> DIRECTIVE: Extract all data as written.

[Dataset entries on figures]
----

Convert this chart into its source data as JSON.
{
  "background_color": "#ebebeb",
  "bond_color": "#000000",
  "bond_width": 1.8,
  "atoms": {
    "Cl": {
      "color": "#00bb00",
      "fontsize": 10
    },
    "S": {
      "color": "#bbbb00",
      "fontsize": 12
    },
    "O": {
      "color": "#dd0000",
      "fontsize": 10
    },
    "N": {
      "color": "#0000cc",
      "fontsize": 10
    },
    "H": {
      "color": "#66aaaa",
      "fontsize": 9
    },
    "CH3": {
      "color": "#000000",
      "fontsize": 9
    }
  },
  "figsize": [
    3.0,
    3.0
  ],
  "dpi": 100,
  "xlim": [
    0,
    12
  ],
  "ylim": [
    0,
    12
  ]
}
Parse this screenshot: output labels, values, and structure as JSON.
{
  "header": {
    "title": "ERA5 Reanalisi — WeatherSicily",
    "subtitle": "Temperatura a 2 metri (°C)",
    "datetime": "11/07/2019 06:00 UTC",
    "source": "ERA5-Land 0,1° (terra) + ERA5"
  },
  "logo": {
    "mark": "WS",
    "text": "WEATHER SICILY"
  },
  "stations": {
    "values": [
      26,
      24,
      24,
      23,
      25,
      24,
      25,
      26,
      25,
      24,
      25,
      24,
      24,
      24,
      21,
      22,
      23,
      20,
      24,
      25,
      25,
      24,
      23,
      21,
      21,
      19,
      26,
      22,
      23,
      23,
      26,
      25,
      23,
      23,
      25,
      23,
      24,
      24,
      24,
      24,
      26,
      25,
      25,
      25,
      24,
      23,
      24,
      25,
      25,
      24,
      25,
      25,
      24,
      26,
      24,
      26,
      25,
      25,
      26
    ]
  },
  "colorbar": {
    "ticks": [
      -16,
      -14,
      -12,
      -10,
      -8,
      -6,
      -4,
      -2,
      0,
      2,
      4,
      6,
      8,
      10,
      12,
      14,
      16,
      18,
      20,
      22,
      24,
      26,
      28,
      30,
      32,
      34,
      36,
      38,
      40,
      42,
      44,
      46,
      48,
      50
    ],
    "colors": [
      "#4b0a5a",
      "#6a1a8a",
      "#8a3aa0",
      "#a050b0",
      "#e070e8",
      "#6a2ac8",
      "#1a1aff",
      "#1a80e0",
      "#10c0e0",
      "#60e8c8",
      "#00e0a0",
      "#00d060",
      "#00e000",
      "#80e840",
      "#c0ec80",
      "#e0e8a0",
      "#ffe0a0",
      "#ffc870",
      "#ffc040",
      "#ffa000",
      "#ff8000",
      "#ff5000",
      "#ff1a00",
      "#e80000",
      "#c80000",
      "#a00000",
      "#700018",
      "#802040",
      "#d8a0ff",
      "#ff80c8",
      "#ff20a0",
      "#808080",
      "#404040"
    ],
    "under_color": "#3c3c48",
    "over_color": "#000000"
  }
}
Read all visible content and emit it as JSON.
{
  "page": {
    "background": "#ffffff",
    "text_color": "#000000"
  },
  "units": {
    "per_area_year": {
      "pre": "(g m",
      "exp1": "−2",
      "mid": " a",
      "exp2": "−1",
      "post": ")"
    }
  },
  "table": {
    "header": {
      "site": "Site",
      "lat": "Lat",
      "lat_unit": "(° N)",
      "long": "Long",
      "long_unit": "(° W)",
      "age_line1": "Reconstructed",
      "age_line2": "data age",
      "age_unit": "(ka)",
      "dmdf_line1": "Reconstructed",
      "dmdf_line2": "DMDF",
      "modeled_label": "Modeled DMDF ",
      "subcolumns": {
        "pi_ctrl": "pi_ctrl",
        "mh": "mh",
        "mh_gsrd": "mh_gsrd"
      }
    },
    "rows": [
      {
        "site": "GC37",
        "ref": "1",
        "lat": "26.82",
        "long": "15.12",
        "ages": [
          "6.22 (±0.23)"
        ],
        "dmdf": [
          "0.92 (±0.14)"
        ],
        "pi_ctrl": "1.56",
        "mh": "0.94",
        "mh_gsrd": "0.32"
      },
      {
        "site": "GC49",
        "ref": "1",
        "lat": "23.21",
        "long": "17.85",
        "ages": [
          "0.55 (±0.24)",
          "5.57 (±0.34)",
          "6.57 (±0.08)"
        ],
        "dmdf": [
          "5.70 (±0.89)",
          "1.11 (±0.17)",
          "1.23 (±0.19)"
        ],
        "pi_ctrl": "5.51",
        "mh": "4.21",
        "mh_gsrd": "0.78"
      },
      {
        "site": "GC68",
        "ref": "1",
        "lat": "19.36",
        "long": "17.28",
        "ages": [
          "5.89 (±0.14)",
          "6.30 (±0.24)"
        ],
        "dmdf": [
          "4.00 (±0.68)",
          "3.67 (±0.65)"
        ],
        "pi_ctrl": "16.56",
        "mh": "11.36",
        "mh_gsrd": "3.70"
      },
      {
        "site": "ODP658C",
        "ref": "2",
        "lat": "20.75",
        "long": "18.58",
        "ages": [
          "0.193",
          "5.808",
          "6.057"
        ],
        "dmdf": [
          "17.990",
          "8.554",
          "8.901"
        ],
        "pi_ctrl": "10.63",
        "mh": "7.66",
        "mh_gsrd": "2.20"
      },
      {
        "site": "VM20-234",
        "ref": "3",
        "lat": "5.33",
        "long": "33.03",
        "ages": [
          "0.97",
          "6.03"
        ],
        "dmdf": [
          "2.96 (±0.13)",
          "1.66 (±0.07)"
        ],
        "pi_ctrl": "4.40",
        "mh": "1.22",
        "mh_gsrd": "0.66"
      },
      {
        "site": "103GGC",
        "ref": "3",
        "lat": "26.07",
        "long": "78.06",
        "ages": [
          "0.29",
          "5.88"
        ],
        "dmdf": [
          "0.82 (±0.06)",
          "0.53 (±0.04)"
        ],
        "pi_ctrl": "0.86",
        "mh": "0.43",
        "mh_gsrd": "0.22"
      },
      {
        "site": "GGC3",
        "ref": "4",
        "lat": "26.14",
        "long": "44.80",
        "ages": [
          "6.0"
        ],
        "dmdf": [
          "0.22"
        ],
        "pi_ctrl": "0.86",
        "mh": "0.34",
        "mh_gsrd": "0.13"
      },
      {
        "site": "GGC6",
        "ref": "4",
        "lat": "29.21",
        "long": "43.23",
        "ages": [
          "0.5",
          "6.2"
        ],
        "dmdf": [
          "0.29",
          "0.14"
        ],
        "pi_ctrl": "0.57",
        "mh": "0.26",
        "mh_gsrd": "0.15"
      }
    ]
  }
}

----

> TASK ANSWER:
Convert this chart into its source data as JSON.
{
  "background_color": "#ebebeb",
  "bond_color": "#000000",
  "bond_width": 1.8,
  "atoms": {
    "Cl": {
      "color": "#00bb00",
      "fontsize": 10
    },
    "S": {
      "color": "#bbbb00",
      "fontsize": 12
    },
    "O": {
      "color": "#dd0000",
      "fontsize": 10
    },
    "N": {
      "color": "#0000cc",
      "fontsize": 10
    },
    "H": {
      "color": "#66aaaa",
      "fontsize": 9
    },
    "CH3": {
      "color": "#000000",
      "fontsize": 9
    }
  },
  "figsize": [
    3.0,
    3.0
  ],
  "dpi": 100,
  "xlim": [
    0,
    12
  ],
  "ylim": [
    0,
    12
  ]
}
Parse this screenshot: output labels, values, and structure as JSON.
{
  "header": {
    "title": "ERA5 Reanalisi — WeatherSicily",
    "subtitle": "Temperatura a 2 metri (°C)",
    "datetime": "11/07/2019 06:00 UTC",
    "source": "ERA5-Land 0,1° (terra) + ERA5"
  },
  "logo": {
    "mark": "WS",
    "text": "WEATHER SICILY"
  },
  "stations": {
    "values": [
      26,
      24,
      24,
      23,
      25,
      24,
      25,
      26,
      25,
      24,
      25,
      24,
      24,
      24,
      21,
      22,
      23,
      20,
      24,
      25,
      25,
      24,
      23,
      21,
      21,
      19,
      26,
      22,
      23,
      23,
      26,
      25,
      23,
      23,
      25,
      23,
      24,
      24,
      24,
      24,
      26,
      25,
      25,
      25,
      24,
      23,
      24,
      25,
      25,
      24,
      25,
      25,
      24,
      26,
      24,
      26,
      25,
      25,
      26
    ]
  },
  "colorbar": {
    "ticks": [
      -16,
      -14,
      -12,
      -10,
      -8,
      -6,
      -4,
      -2,
      0,
      2,
      4,
      6,
      8,
      10,
      12,
      14,
      16,
      18,
      20,
      22,
      24,
      26,
      28,
      30,
      32,
      34,
      36,
      38,
      40,
      42,
      44,
      46,
      48,
      50
    ],
    "colors": [
      "#4b0a5a",
      "#6a1a8a",
      "#8a3aa0",
      "#a050b0",
      "#e070e8",
      "#6a2ac8",
      "#1a1aff",
      "#1a80e0",
      "#10c0e0",
      "#60e8c8",
      "#00e0a0",
      "#00d060",
      "#00e000",
      "#80e840",
      "#c0ec80",
      "#e0e8a0",
      "#ffe0a0",
      "#ffc870",
      "#ffc040",
      "#ffa000",
      "#ff8000",
      "#ff5000",
      "#ff1a00",
      "#e80000",
      "#c80000",
      "#a00000",
      "#700018",
      "#802040",
      "#d8a0ff",
      "#ff80c8",
      "#ff20a0",
      "#808080",
      "#404040"
    ],
    "under_color": "#3c3c48",
    "over_color": "#000000"
  }
}
Read all visible content and emit it as JSON.
{
  "page": {
    "background": "#ffffff",
    "text_color": "#000000"
  },
  "units": {
    "per_area_year": {
      "pre": "(g m",
      "exp1": "−2",
      "mid": " a",
      "exp2": "−1",
      "post": ")"
    }
  },
  "table": {
    "header": {
      "site": "Site",
      "lat": "Lat",
      "lat_unit": "(° N)",
      "long": "Long",
      "long_unit": "(° W)",
      "age_line1": "Reconstructed",
      "age_line2": "data age",
      "age_unit": "(ka)",
      "dmdf_line1": "Reconstructed",
      "dmdf_line2": "DMDF",
      "modeled_label": "Modeled DMDF ",
      "subcolumns": {
        "pi_ctrl": "pi_ctrl",
        "mh": "mh",
        "mh_gsrd": "mh_gsrd"
      }
    },
    "rows": [
      {
        "site": "GC37",
        "ref": "1",
        "lat": "26.82",
        "long": "15.12",
        "ages": [
          "6.22 (±0.23)"
        ],
        "dmdf": [
          "0.92 (±0.14)"
        ],
        "pi_ctrl": "1.56",
        "mh": "0.94",
        "mh_gsrd": "0.32"
      },
      {
        "site": "GC49",
        "ref": "1",
        "lat": "23.21",
        "long": "17.85",
        "ages": [
          "0.55 (±0.24)",
          "5.57 (±0.34)",
          "6.57 (±0.08)"
        ],
        "dmdf": [
          "5.70 (±0.89)",
          "1.11 (±0.17)",
          "1.23 (±0.19)"
        ],
        "pi_ctrl": "5.51",
        "mh": "4.21",
        "mh_gsrd": "0.78"
      },
      {
        "site": "GC68",
        "ref": "1",
        "lat": "19.36",
        "long": "17.28",
        "ages": [
          "5.89 (±0.14)",
          "6.30 (±0.24)"
        ],
        "dmdf": [
          "4.00 (±0.68)",
          "3.67 (±0.65)"
        ],
        "pi_ctrl": "16.56",
        "mh": "11.36",
        "mh_gsrd": "3.70"
      },
      {
        "site": "ODP658C",
        "ref": "2",
        "lat": "20.75",
        "long": "18.58",
        "ages": [
          "0.193",
          "5.808",
          "6.057"
        ],
        "dmdf": [
          "17.990",
          "8.554",
          "8.901"
        ],
        "pi_ctrl": "10.63",
        "mh": "7.66",
        "mh_gsrd": "2.20"
      },
      {
        "site": "VM20-234",
        "ref": "3",
        "lat": "5.33",
        "long": "33.03",
        "ages": [
          "0.97",
          "6.03"
        ],
        "dmdf": [
          "2.96 (±0.13)",
          "1.66 (±0.07)"
        ],
        "pi_ctrl": "4.40",
        "mh": "1.22",
        "mh_gsrd": "0.66"
      },
      {
        "site": "103GGC",
        "ref": "3",
        "lat": "26.07",
        "long": "78.06",
        "ages": [
          "0.29",
          "5.88"
        ],
        "dmdf": [
          "0.82 (±0.06)",
          "0.53 (±0.04)"
        ],
        "pi_ctrl": "0.86",
        "mh": "0.43",
        "mh_gsrd": "0.22"
      },
      {
        "site": "GGC3",
        "ref": "4",
        "lat": "26.14",
        "long": "44.80",
        "ages": [
          "6.0"
        ],
        "dmdf": [
          "0.22"
        ],
        "pi_ctrl": "0.86",
        "mh": "0.34",
        "mh_gsrd": "0.13"
      },
      {
        "site": "GGC6",
        "ref": "4",
        "lat": "29.21",
        "long": "43.23",
        "ages": [
          "0.5",
          "6.2"
        ],
        "dmdf": [
          "0.29",
          "0.14"
        ],
        "pi_ctrl": "0.57",
        "mh": "0.26",
        "mh_gsrd": "0.15"
      }
    ]
  }
}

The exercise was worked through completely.